# What you will do:
Which lines in the listing below contain the string "annotation"? Report each of them in full.

□ □ □ □ □

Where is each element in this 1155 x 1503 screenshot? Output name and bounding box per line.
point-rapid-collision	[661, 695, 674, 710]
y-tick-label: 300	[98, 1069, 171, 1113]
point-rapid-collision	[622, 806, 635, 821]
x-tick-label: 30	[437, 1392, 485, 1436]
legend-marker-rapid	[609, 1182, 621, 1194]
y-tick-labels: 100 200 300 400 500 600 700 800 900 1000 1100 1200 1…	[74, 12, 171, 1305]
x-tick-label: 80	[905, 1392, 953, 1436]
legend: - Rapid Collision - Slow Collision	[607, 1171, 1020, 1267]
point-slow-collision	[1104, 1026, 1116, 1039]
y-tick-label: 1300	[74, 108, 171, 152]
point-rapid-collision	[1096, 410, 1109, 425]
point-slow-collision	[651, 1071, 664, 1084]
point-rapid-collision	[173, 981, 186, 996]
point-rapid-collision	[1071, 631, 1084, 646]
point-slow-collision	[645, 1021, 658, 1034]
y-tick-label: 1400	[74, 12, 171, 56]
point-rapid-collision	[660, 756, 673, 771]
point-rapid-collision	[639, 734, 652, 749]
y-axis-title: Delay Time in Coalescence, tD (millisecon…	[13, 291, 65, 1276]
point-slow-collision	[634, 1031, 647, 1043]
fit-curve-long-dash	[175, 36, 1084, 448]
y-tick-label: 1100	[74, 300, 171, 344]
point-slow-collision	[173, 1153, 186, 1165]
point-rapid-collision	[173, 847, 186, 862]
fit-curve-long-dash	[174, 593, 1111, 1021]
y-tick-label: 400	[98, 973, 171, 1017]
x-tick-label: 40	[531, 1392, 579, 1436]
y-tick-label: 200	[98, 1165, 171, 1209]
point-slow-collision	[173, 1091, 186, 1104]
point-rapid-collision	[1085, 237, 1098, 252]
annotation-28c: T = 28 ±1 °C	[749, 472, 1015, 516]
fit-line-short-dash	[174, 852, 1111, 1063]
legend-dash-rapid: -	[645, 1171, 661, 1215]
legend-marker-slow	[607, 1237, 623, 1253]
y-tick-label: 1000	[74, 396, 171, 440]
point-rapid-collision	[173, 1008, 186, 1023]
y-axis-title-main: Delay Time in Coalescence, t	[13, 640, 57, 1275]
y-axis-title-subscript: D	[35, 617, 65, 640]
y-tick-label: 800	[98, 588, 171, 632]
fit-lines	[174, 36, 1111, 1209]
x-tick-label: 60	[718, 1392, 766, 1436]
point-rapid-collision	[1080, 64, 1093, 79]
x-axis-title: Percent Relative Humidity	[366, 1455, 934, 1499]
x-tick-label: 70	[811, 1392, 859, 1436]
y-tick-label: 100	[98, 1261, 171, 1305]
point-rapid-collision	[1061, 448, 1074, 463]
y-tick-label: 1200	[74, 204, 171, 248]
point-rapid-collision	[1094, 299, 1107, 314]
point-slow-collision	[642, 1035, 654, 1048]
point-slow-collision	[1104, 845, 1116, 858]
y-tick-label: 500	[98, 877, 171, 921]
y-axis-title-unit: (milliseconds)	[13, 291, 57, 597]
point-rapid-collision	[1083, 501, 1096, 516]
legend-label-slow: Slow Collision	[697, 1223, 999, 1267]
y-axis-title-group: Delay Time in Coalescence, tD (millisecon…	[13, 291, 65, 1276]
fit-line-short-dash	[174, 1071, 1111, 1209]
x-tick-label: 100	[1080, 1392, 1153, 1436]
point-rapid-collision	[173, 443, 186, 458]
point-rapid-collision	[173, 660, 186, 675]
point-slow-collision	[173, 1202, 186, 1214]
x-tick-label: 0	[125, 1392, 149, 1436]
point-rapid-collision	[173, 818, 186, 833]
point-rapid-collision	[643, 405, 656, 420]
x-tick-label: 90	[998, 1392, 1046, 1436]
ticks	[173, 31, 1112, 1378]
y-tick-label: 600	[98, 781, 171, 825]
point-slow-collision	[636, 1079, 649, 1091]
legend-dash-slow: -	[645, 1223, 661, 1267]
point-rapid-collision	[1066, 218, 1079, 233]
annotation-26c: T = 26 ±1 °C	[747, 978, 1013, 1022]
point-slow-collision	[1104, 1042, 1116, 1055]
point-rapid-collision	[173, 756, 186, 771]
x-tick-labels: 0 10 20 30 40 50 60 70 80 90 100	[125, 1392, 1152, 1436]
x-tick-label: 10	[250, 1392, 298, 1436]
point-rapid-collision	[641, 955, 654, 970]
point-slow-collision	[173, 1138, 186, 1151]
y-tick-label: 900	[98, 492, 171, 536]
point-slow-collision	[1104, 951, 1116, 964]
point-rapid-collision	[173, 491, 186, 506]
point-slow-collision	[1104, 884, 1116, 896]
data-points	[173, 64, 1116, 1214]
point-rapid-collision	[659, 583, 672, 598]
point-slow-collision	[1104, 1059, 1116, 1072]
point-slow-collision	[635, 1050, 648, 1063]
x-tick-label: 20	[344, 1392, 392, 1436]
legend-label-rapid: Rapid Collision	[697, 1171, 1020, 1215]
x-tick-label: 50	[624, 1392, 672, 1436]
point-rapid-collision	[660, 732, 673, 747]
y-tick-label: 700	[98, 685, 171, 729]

□ □ □ □ □

# Exercise answer:
annotation-28c: T = 28 ±1 °C	[749, 472, 1015, 516]
annotation-26c: T = 26 ±1 °C	[747, 978, 1013, 1022]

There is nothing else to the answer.